Below is a listing. Gather each line of it that contains "Найдите".
━━━━━ Material shown ━━━━━
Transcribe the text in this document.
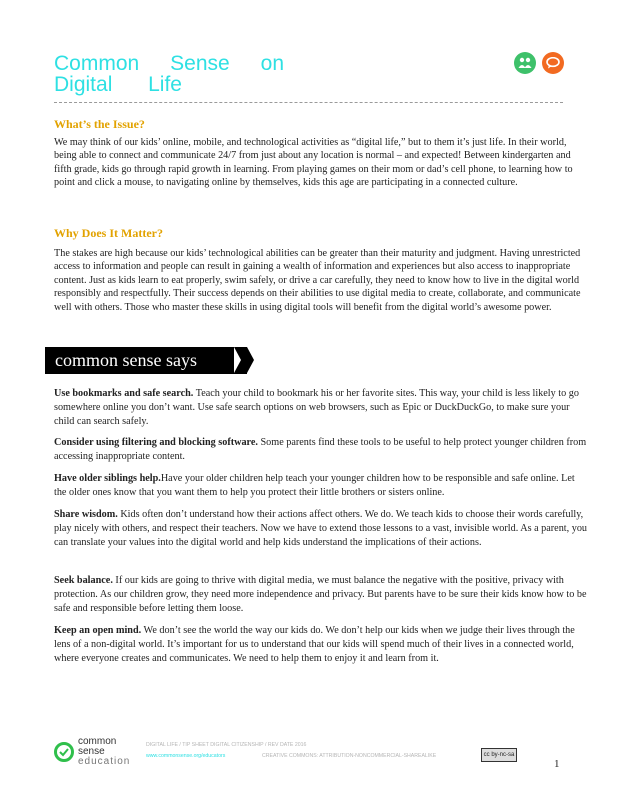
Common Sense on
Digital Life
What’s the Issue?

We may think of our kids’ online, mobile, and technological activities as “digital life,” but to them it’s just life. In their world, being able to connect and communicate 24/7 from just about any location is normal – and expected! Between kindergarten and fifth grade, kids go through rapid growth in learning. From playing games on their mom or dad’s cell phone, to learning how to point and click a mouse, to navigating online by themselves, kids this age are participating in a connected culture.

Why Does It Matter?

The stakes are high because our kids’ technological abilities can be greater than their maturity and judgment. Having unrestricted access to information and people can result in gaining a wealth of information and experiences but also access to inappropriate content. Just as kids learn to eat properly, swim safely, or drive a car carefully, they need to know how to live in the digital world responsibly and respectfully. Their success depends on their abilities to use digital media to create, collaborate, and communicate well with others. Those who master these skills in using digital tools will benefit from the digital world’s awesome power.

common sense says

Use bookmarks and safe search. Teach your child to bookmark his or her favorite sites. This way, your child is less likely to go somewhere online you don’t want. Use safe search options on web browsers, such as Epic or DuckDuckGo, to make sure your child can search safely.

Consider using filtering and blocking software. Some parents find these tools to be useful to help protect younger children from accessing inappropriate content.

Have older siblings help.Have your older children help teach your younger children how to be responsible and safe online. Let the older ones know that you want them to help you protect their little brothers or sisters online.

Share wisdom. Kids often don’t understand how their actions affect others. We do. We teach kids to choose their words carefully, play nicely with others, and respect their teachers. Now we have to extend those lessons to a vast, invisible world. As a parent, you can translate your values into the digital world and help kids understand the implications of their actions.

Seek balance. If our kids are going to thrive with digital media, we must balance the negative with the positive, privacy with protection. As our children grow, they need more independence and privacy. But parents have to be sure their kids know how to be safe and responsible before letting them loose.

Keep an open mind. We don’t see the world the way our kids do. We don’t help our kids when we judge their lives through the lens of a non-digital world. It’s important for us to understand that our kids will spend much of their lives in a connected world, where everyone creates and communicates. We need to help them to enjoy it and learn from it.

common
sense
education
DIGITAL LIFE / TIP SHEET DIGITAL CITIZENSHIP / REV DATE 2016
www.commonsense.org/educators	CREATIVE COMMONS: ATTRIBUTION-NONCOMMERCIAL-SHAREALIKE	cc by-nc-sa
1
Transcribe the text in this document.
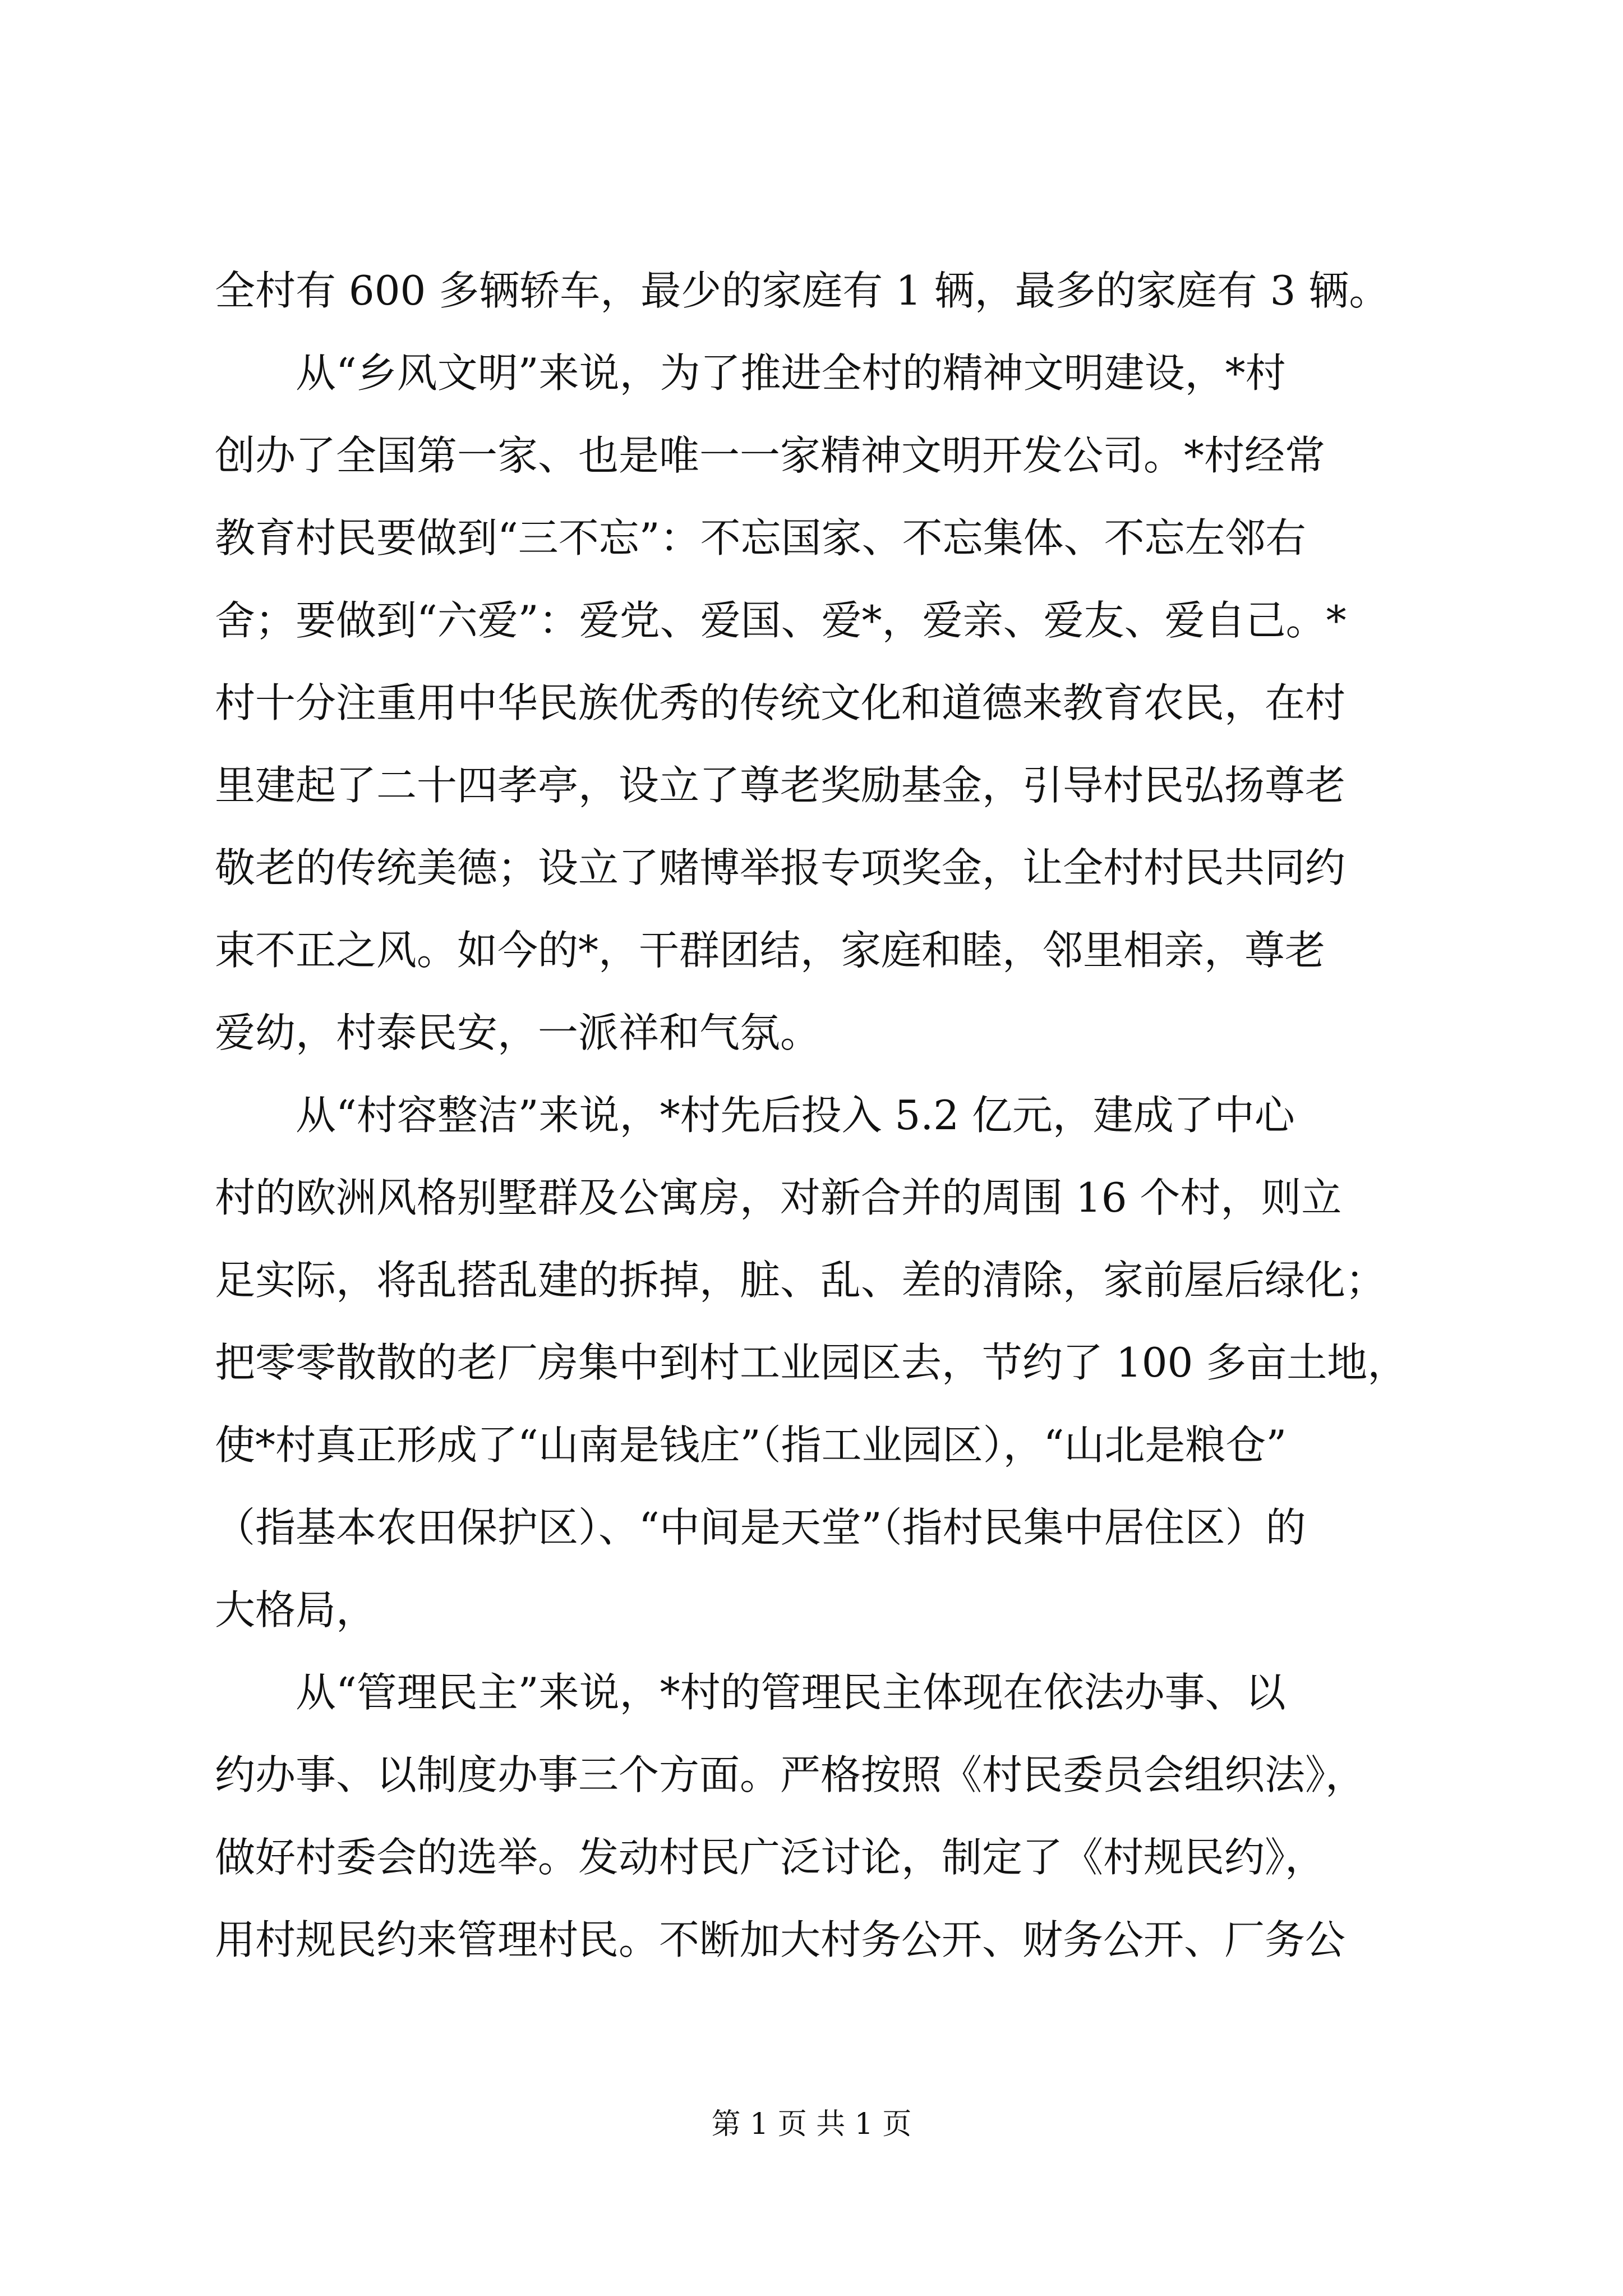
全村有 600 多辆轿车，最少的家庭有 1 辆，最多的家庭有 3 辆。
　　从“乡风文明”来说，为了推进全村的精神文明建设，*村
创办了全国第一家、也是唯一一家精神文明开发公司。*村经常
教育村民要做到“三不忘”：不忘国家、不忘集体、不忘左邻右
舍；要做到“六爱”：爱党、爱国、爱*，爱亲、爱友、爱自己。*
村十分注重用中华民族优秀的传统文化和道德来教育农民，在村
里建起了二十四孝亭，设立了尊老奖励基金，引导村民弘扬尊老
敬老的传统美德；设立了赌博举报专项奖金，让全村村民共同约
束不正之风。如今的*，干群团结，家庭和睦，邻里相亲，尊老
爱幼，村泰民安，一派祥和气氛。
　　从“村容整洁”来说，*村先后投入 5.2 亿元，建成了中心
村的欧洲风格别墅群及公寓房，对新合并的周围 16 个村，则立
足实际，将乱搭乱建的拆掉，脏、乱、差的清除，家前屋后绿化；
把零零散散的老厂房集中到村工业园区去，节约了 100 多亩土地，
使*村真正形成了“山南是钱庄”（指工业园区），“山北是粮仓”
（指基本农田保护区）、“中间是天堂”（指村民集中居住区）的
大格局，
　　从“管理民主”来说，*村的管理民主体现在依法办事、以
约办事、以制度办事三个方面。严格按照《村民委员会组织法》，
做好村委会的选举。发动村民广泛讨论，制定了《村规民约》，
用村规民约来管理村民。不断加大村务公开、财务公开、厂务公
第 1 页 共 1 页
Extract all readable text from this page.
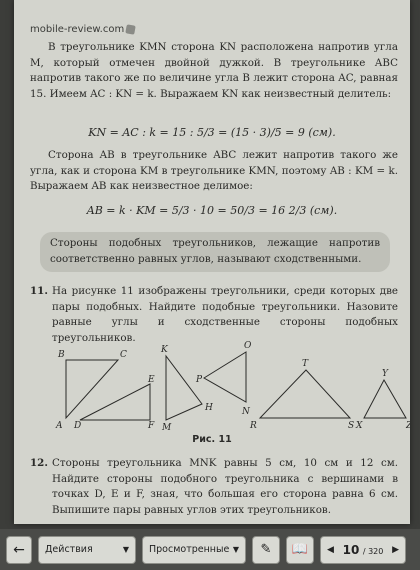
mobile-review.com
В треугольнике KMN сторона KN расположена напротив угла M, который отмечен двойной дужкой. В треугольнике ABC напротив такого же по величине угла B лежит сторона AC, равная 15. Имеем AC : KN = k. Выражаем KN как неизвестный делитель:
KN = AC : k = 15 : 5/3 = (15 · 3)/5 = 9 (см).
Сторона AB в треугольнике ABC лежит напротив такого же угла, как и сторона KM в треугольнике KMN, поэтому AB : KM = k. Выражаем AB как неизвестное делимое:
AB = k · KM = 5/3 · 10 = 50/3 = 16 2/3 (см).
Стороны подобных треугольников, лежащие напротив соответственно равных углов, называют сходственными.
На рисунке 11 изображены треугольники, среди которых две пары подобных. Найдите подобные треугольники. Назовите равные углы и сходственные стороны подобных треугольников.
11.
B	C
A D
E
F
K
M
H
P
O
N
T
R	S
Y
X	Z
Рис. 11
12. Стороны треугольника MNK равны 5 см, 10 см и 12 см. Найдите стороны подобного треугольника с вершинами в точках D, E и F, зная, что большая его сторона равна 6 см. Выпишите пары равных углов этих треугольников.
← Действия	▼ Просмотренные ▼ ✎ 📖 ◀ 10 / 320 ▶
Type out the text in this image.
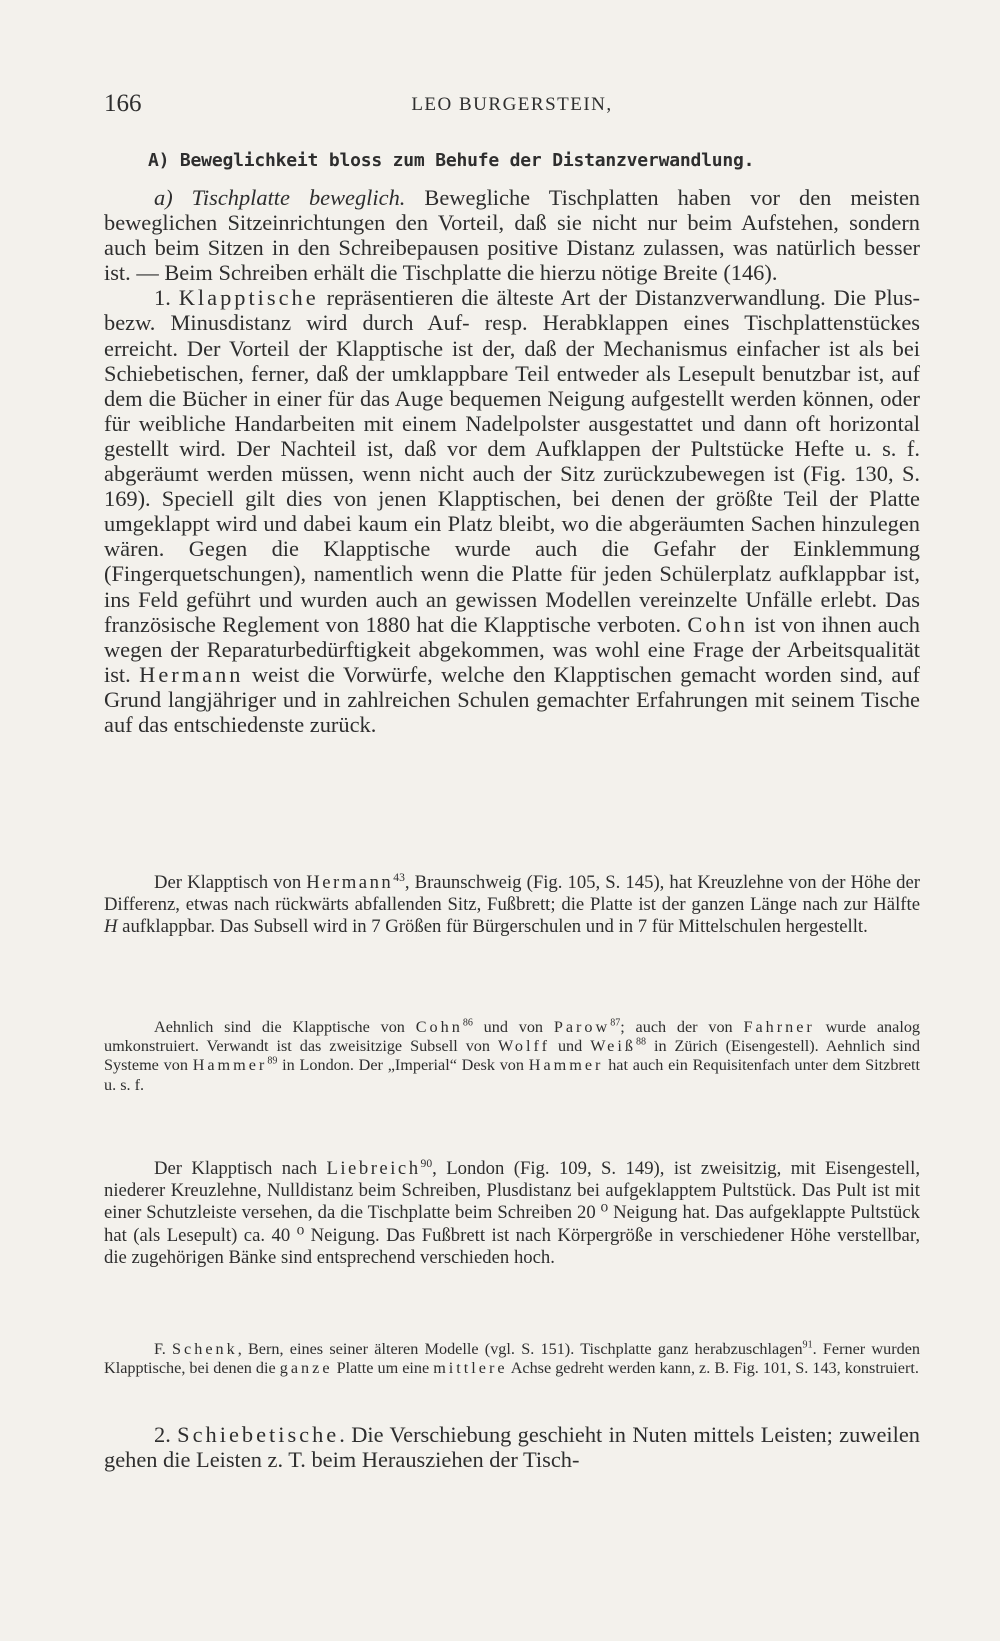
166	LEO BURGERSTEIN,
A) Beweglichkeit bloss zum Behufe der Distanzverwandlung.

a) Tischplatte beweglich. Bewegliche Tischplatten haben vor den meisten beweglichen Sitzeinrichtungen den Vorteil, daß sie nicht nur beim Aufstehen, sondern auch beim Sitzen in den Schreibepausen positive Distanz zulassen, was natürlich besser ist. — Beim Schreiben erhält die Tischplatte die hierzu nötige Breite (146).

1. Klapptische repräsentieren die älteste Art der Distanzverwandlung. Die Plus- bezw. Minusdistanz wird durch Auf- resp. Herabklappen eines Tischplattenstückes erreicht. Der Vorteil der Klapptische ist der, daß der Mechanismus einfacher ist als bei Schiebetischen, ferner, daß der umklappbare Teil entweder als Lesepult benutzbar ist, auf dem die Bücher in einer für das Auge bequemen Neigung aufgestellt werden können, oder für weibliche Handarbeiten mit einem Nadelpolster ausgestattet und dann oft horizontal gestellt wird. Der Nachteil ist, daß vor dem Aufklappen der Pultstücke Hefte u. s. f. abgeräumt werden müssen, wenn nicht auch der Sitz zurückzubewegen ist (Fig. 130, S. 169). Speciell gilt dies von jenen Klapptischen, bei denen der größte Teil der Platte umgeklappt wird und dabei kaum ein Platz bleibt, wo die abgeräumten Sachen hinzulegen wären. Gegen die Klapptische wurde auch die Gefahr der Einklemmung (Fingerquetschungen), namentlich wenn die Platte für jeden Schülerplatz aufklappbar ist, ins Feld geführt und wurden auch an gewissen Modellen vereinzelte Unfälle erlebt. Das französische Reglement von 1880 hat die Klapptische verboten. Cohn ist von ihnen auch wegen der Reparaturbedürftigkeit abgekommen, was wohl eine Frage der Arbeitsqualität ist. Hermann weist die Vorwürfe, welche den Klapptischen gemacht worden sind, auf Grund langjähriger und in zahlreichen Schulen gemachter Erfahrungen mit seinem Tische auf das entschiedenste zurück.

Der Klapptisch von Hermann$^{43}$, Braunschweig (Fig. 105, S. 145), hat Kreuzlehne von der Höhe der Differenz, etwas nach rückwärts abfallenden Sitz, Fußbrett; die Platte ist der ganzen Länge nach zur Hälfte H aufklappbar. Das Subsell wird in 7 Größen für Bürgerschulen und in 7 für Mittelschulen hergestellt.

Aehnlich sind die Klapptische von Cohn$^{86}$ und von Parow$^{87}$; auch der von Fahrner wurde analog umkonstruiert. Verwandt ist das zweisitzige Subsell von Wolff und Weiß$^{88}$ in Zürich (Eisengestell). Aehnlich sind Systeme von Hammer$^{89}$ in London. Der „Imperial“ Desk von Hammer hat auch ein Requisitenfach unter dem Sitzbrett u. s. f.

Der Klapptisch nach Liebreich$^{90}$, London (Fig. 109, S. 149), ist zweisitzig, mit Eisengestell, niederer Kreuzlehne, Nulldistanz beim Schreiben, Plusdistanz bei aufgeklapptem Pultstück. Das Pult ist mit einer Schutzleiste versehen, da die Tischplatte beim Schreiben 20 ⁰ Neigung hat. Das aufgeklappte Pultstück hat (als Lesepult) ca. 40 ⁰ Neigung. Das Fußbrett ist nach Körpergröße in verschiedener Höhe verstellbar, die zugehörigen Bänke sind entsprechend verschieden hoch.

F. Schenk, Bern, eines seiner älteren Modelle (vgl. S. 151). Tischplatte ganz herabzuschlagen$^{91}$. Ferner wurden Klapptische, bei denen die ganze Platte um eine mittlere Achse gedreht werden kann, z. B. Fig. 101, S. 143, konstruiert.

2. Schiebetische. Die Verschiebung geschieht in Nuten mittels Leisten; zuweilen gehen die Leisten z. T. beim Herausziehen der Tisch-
━━━━━
**Written reply**.
На рисунке 11 изображены треугольники, среди которых две пары подобных. Найдите подобные треугольники. Назовите равные углы и сходственные стороны подобных треугольников.
12. Стороны треугольника MNK равны 5 см, 10 см и 12 см. Найдите стороны подобного треугольника с вершинами в точках D, E и F, зная, что большая его сторона равна 6 см. Выпишите пары равных углов этих треугольников.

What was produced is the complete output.